» **SOURCE TEXT**:
— begin —

My Ruby (in avatar) is actually more cooperative with leading than sweet little Gracie. However, hoof-trimming and various other things where Ruby is involved.... usually leads to someone getting black and blue (and it's not her of course). What a pistol she can be, and she has a long list of strategies she tries for hoof-trimming, etc. Much like Angie's Gracey ~ lying down, jumping, kicking etc. It really can get ugly!! Love her to pieces, but any tips on dealing with these 'strong-willed children' would be great!!


----------



## GlacierRidge (Aug 11, 2008)

I am really glad to hear I am not the only one who's trying to be trained by a donkey. lol

And I will try to find your post. But if someone finds it before I do...please bump it up!!

Thank you!

Angie


----------



## GlacierRidge (Aug 11, 2008)

(Gracey looks a lot like Ruby!) My avatar is Kochia, my sweet, gentle, pregnant soul...

Gracey is fine on a lead.....so maybe more like Ruby in other ways too! She used to be naughty to tie too...but she's gotten a lot better there. I should say, she's fine on the lead as long as I'm not doing something she doesn't like! LOL Leading is fine!

Angie


----------



## RJRMINIS (Aug 12, 2008)

— end —

» **YOUR INSTRUCTIONS**: Copy the stretch of the donkey forum thread from "And I will try" through "gentle, pregnant soul...".

» **PROVIDED INFORMATION**:
— begin —

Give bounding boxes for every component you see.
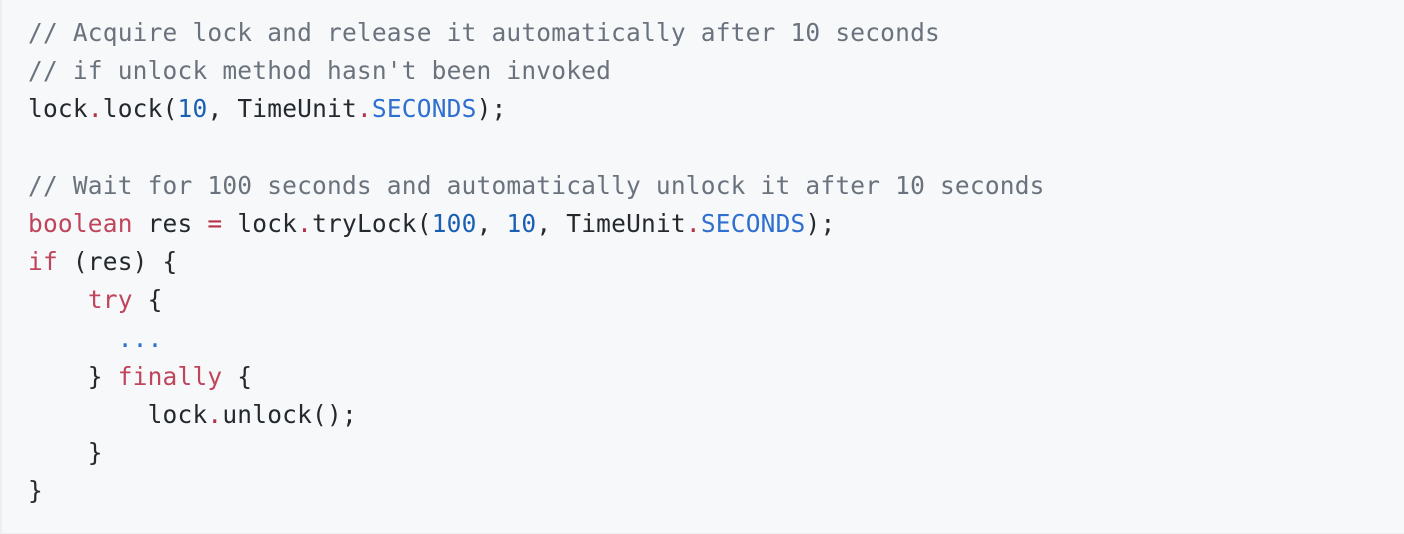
code-token-plain: lock — [28, 399, 208, 429]
code-token-plain: } — [28, 361, 118, 391]
code-token-dot: . — [207, 399, 223, 429]
code-token-plain: tryLock( — [312, 208, 432, 238]
code-token-plain: { — [132, 285, 163, 315]
code-line: lock.lock(10, TimeUnit.SECONDS); — [28, 90, 1404, 128]
code-token-const: SECONDS — [371, 94, 477, 124]
code-token-ellipsis: ... — [117, 323, 163, 353]
code-line: try { — [28, 281, 1404, 319]
code-line: } finally { — [28, 358, 1404, 396]
code-token-dot: . — [356, 94, 372, 124]
code-token-keyword: boolean — [28, 208, 133, 238]
code-token-plain: ); — [476, 94, 507, 124]
code-token-comment: // if unlock method hasn't been invoked — [28, 56, 612, 86]
code-token-plain: , — [476, 208, 507, 238]
code-token-comment: // Wait for 100 seconds and automaticall… — [28, 170, 1045, 200]
code-token-plain: lock — [28, 94, 88, 124]
code-token-dot: . — [685, 208, 701, 238]
code-token-plain: } — [28, 476, 43, 506]
code-line: ​ — [28, 129, 1404, 167]
code-line: // if unlock method hasn't been invoked — [28, 52, 1404, 90]
code-line: boolean res = lock.tryLock(100, 10, Time… — [28, 205, 1404, 243]
code-token-dot: . — [87, 94, 103, 124]
code-line: ... — [28, 320, 1404, 358]
code-token-plain: lock( — [102, 94, 178, 124]
code-token-number: 100 — [431, 208, 477, 238]
code-line: // Wait for 100 seconds and automaticall… — [28, 167, 1404, 205]
code-token-plain: ); — [805, 208, 836, 238]
code-token-keyword: finally — [117, 361, 223, 391]
code-token-dot: . — [297, 208, 313, 238]
code-token-plain: (res) { — [57, 247, 178, 277]
code-token-plain: unlock(); — [222, 399, 357, 429]
code-token-comment: // Acquire lock and release it automatic… — [28, 18, 940, 47]
code-token-plain: } — [28, 438, 103, 468]
code-line: } — [28, 472, 1404, 510]
code-token-plain: , TimeUnit — [536, 208, 686, 238]
code-content[interactable]: // Acquire lock and release it automatic… — [2, 14, 1404, 510]
code-line: // Acquire lock and release it automatic… — [28, 14, 1404, 52]
code-token-keyword: if — [28, 247, 58, 277]
code-token-op: = — [207, 208, 223, 238]
code-block: // Acquire lock and release it automatic… — [0, 0, 1404, 534]
code-line: } — [28, 434, 1404, 472]
code-line: if (res) { — [28, 243, 1404, 281]
code-token-plain: lock — [222, 208, 298, 238]
code-token-number: 10 — [506, 208, 537, 238]
code-token-const: SECONDS — [700, 208, 806, 238]
code-token-plain: { — [222, 361, 253, 391]
code-token-plain: , TimeUnit — [207, 94, 357, 124]
code-token-keyword: try — [87, 285, 133, 315]
code-line: lock.unlock(); — [28, 396, 1404, 434]
code-token-number: 10 — [177, 94, 208, 124]
code-token-plain: res — [132, 208, 208, 238]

— end —

» **PROBLEM SOLUTION**:
And I will try to find your post. But if someone finds it before I do...please bump it up!!

Thank you!

Angie


----------



## GlacierRidge (Aug 11, 2008)

(Gracey looks a lot like Ruby!) My avatar is Kochia, my sweet, gentle, pregnant soul...